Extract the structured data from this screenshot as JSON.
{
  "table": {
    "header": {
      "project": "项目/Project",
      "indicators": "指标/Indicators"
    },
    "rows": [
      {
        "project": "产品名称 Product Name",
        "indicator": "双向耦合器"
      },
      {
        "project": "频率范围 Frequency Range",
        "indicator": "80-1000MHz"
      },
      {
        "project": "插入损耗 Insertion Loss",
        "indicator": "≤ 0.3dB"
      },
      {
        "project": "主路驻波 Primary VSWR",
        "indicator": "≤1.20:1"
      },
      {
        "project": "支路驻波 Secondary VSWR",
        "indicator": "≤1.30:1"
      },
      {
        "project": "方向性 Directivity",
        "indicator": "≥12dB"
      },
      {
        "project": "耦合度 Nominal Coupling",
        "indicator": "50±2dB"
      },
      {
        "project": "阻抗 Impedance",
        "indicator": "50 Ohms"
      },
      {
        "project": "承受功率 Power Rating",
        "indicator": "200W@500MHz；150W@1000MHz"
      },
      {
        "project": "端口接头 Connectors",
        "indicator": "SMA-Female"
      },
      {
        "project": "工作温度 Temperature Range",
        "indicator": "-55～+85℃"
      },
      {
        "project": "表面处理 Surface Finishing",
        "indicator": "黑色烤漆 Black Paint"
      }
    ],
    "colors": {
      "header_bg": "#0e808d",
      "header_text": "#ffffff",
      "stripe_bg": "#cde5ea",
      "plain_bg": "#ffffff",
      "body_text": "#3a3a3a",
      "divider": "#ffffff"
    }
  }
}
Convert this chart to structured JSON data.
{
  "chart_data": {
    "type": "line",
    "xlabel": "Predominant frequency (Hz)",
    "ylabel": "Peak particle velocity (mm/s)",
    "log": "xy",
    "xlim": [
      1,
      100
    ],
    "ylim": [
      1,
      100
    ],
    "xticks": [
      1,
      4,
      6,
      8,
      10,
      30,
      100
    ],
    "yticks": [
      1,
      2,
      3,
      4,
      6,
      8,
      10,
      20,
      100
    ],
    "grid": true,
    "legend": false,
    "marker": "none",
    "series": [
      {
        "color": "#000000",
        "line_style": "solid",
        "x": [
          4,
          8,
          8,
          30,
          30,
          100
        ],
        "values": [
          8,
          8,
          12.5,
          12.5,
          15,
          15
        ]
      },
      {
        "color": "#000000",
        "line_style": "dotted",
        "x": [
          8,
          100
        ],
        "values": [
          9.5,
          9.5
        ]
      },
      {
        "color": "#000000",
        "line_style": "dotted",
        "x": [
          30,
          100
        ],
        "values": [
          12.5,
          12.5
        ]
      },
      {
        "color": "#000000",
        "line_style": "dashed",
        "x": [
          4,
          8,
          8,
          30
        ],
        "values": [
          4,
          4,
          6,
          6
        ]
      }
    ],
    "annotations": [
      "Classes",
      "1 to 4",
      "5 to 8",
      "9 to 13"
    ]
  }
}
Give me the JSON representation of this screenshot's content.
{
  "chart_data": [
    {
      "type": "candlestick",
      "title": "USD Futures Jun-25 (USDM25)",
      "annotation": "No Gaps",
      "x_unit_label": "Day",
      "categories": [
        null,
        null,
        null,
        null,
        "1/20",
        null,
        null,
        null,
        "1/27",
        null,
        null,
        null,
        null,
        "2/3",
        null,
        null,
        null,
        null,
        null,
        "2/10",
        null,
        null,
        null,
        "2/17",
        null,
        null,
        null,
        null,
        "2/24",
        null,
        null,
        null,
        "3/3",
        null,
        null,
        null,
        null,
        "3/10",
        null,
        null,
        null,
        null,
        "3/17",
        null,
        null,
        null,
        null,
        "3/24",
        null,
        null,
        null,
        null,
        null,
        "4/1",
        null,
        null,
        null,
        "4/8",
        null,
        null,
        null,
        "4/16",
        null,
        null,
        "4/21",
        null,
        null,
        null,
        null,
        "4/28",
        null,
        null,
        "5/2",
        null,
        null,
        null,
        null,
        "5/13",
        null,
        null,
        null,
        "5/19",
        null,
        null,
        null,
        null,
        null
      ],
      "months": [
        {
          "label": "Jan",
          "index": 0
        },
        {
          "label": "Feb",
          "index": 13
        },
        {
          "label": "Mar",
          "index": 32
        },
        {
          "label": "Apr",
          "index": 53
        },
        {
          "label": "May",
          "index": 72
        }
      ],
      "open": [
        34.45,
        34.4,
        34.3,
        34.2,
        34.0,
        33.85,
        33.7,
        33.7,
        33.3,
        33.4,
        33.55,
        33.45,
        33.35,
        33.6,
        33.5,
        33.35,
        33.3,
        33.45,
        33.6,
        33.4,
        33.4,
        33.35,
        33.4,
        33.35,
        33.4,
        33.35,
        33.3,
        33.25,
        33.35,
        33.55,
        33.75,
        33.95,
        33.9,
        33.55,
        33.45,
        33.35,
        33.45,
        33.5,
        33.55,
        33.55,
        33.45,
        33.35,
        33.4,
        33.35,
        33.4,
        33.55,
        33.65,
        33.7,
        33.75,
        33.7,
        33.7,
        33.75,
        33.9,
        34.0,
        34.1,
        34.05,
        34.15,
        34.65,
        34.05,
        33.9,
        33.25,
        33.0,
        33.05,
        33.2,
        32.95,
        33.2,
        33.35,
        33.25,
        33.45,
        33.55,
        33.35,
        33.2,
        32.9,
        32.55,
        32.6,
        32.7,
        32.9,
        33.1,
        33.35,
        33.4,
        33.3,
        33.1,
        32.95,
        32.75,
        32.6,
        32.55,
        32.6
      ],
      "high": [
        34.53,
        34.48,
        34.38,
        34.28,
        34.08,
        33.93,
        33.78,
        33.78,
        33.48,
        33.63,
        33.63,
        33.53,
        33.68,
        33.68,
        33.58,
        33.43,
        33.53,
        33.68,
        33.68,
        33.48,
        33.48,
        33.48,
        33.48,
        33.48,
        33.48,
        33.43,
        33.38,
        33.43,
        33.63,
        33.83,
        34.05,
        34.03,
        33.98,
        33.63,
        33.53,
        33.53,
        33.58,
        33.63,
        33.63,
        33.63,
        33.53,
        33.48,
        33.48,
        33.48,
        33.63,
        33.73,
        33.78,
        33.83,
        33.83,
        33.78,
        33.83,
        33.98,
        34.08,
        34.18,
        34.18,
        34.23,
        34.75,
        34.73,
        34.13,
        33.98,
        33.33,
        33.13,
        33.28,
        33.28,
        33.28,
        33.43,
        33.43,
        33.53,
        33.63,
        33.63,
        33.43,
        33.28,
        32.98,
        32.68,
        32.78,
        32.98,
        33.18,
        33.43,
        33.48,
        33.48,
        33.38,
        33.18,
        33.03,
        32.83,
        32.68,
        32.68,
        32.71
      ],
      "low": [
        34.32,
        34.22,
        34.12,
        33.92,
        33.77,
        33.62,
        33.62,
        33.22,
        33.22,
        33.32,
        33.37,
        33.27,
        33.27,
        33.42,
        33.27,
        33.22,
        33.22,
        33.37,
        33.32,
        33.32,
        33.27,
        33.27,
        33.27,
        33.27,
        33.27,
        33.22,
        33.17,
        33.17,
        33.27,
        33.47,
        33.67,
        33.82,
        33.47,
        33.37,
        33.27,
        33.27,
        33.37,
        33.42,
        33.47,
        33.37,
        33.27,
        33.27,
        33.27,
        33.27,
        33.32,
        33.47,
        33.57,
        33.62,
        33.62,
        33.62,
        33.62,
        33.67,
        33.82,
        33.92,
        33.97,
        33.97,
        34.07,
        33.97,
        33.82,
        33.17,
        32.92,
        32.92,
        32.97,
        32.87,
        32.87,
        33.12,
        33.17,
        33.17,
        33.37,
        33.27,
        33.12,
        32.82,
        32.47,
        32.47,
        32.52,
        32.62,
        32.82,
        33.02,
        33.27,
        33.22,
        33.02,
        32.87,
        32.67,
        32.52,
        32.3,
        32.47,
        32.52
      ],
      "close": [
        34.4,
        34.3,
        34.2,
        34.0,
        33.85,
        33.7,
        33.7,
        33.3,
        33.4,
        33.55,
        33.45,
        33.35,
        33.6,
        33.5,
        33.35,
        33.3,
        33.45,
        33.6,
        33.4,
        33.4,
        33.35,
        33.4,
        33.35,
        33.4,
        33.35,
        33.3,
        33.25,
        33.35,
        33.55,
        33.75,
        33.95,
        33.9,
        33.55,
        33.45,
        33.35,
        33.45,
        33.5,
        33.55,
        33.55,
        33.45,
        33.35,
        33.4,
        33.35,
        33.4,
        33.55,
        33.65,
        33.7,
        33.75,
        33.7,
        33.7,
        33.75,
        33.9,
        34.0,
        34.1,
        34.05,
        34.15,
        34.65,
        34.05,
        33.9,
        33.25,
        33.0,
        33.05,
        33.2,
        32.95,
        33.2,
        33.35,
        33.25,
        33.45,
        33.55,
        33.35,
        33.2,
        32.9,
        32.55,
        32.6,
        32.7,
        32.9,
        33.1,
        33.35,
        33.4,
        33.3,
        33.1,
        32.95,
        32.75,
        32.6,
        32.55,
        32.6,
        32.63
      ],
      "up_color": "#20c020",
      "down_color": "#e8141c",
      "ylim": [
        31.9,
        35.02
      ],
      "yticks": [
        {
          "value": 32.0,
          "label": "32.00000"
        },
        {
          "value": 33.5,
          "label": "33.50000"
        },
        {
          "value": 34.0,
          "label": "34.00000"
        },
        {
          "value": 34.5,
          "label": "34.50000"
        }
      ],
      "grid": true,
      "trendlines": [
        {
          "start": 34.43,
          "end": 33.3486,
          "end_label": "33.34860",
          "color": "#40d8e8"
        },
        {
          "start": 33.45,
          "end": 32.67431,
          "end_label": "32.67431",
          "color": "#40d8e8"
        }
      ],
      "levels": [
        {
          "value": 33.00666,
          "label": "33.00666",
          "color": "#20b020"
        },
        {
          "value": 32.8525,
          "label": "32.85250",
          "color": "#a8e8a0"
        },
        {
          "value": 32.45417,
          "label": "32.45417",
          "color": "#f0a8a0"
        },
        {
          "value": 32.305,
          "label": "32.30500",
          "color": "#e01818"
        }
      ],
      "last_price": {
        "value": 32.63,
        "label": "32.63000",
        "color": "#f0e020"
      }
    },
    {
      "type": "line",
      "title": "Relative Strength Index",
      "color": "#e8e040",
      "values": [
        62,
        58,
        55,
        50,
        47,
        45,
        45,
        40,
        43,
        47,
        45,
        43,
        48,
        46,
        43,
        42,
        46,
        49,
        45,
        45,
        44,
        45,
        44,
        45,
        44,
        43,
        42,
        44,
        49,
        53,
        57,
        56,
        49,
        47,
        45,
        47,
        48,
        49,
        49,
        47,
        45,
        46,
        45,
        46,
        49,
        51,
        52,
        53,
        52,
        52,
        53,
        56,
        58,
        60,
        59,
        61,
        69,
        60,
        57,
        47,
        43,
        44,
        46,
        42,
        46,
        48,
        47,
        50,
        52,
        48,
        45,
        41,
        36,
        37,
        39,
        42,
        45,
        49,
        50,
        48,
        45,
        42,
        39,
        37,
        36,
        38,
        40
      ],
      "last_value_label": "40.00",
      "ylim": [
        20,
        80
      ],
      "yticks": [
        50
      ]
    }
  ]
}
====
- What is needed -
Pick out the lines containing the string "screenshot".

- Exercise solution -
Extract the structured data from this screenshot as JSON.
Give me the JSON representation of this screenshot's content.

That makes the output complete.